*** DOCUMENTO FUENTE ***

En una segunda etapa, se descubre que la imagen revela algo a la mirada (lo visible), pero también remite a algo que no aparece en ella (lo invisible). Si el ídolo era al mismo tiempo un trozo de piedra o madera pintada y un dios, el icono constituye otra cosa. Lo que se ve no es lo mismo que lo que no se ve, aunque es necesario a fin de entrar en conexión con ello. Esto es lo que los iconoclastas rechazaron, sin éxito en el mundo occidental.

Lynch defiende con muy buenas razones que la doble naturaleza del icono hizo posible el surgimiento de la obra de arte, entendida como representación de lo que no se puede ver, pero puede ser hecho visible. Nada es más característico de la obra de arte que su pretensión de desentrañar lo que permanece oculto. El supuesto sobre el que descansa tal convicción es que nuestra mirada nunca agota lo que ve. La limitación de la experiencia es la cortapisa contra la que se rebela la práctica artística. Esta función, sin embargo, entraría en crisis con la fotografía. Si «el ídolo es el dios, el icono es su persona, la pintura es la representación de una dimensión divina que está ausente (…) la foto es el objeto mismo». La fotografía sustituye la copia del objeto por su huella -la huella que deja en el dispositivo. La realidad se refleja ahora como en un espejo. ¿Hemos alcanzado finalmente la realidad?

*** DATOS REGISTRADOS ***

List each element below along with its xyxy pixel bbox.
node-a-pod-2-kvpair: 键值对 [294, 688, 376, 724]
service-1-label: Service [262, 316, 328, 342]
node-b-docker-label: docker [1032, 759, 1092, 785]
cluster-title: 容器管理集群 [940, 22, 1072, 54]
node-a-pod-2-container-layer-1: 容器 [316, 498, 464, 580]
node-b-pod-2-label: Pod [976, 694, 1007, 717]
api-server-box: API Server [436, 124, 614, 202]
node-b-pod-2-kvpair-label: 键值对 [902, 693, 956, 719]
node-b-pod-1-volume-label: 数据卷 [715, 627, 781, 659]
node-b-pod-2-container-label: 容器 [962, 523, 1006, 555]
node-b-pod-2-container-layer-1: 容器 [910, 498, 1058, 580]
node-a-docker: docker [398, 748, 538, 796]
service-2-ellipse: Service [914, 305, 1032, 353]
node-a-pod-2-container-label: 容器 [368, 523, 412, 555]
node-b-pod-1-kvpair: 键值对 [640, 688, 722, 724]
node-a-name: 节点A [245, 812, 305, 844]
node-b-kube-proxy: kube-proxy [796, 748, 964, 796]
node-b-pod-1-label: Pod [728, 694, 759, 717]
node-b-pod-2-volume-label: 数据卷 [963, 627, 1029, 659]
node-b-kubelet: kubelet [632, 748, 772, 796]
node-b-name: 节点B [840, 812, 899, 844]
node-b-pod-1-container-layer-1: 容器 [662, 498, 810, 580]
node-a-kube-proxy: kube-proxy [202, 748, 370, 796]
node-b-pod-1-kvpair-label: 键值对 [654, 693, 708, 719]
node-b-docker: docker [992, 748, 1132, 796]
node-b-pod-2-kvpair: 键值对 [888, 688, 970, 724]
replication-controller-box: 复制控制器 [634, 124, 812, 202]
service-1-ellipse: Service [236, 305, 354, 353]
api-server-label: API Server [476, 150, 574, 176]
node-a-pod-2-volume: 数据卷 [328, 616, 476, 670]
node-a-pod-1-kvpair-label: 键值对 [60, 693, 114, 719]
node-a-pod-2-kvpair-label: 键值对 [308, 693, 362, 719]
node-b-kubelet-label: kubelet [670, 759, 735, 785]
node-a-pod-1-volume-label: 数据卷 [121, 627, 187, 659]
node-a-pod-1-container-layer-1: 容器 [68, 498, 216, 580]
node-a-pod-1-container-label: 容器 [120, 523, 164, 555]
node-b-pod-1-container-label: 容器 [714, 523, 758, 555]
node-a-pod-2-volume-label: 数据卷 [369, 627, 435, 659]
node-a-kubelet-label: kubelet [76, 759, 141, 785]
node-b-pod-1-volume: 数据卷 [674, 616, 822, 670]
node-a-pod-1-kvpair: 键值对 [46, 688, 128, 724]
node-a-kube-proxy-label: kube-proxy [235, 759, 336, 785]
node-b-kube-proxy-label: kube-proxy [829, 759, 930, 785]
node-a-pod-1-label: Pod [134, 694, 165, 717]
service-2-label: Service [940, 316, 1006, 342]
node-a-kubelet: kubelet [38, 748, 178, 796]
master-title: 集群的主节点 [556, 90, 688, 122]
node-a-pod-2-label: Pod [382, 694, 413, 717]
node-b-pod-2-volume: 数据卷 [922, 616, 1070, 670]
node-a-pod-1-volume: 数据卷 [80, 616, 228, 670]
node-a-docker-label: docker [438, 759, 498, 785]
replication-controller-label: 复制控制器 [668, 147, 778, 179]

***

¿Puedes copiar literalmente del documento fuente todo lo que va desde "En una segunda" hasta "el mundo occidental."?

En una segunda etapa, se descubre que la imagen revela algo a la mirada (lo visible), pero también remite a algo que no aparece en ella (lo invisible). Si el ídolo era al mismo tiempo un trozo de piedra o madera pintada y un dios, el icono constituye otra cosa. Lo que se ve no es lo mismo que lo que no se ve, aunque es necesario a fin de entrar en conexión con ello. Esto es lo que los iconoclastas rechazaron, sin éxito en el mundo occidental.